(Saved entries)

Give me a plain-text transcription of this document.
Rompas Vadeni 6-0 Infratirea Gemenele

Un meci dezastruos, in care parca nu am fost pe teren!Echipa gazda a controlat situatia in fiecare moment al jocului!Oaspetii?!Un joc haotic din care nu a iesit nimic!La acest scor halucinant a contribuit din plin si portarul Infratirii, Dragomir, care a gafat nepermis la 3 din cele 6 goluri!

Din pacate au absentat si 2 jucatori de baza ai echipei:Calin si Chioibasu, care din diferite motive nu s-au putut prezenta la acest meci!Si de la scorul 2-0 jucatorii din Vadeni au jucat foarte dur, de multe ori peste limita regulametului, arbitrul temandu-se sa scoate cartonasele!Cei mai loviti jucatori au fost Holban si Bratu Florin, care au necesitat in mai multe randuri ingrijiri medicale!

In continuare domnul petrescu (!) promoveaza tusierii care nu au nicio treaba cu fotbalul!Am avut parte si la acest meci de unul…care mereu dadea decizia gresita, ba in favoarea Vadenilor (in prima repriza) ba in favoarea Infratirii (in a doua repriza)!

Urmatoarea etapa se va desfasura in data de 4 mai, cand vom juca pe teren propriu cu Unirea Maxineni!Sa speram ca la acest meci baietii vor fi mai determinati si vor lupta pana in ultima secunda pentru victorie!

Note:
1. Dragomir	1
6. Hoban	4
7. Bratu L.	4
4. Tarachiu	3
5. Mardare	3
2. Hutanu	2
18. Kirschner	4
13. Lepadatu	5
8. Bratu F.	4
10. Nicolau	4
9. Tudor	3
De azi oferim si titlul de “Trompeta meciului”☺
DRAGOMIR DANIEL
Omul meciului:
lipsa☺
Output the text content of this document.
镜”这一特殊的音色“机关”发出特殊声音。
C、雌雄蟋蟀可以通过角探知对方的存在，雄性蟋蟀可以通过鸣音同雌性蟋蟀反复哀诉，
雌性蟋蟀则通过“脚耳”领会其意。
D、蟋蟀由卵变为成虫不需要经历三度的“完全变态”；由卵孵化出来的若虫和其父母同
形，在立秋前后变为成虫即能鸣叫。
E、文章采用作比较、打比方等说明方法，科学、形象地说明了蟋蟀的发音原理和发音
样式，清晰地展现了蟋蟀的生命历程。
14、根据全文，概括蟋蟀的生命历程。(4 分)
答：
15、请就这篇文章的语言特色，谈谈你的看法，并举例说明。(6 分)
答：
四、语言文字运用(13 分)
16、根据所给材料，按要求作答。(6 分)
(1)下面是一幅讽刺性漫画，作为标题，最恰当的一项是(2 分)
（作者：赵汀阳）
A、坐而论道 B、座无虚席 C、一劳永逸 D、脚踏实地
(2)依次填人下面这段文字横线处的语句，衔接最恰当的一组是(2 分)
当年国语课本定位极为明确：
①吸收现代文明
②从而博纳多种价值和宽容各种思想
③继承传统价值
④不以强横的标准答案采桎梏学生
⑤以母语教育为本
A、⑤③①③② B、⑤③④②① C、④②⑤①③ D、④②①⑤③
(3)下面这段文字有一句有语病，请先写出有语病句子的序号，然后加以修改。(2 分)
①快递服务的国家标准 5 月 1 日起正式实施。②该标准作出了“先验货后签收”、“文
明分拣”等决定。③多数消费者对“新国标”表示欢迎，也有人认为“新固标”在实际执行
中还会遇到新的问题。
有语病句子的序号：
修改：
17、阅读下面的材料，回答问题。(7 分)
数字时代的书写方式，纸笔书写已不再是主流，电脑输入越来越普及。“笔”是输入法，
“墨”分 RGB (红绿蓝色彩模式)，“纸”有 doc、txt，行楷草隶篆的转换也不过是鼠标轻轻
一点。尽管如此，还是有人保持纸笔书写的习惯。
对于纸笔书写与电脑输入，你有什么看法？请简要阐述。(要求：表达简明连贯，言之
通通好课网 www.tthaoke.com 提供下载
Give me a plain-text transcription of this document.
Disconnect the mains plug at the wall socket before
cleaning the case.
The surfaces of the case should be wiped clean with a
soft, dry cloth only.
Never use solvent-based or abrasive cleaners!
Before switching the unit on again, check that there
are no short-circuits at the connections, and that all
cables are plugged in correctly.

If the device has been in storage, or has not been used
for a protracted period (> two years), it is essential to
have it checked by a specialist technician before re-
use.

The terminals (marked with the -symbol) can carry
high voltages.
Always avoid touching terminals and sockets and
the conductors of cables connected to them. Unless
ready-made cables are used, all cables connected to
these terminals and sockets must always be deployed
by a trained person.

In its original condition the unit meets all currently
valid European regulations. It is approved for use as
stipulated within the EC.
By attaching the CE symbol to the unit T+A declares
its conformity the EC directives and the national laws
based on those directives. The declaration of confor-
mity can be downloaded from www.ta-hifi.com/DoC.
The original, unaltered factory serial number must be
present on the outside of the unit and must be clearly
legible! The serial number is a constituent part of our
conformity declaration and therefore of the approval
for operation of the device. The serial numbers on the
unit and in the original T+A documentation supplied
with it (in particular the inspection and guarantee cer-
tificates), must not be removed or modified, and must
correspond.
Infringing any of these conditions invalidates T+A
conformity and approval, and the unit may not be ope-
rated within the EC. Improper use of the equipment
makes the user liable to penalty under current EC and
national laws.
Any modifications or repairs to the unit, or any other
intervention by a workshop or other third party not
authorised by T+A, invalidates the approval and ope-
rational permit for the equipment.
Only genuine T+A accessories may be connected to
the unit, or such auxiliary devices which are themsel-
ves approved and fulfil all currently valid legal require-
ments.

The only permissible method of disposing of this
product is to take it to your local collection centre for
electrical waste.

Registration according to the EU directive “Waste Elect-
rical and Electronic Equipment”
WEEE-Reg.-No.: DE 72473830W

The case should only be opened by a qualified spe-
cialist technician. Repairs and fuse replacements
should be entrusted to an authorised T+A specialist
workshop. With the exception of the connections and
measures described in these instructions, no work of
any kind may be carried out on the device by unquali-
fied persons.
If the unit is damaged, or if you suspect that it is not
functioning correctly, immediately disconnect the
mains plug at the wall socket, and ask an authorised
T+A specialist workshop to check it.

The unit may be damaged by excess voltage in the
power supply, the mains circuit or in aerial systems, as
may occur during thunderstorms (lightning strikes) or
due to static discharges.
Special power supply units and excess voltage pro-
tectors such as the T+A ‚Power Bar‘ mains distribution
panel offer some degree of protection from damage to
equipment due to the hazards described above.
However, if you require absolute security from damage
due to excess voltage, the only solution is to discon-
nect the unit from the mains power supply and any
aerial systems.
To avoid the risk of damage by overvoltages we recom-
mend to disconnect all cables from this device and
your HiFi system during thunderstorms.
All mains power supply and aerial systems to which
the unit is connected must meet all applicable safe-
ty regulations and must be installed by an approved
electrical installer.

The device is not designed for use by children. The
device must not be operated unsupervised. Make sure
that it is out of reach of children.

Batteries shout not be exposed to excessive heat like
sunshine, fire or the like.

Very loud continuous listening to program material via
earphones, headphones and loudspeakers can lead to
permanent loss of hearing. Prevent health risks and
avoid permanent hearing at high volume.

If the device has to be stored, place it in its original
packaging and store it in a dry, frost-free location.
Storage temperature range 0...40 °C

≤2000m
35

> [Problem statement]:
Search the lines above for the string "meciului" and copy each line that has it.

> [Answer to the task]:
De azi oferim si titlul de “Trompeta meciului”☺
Omul meciului:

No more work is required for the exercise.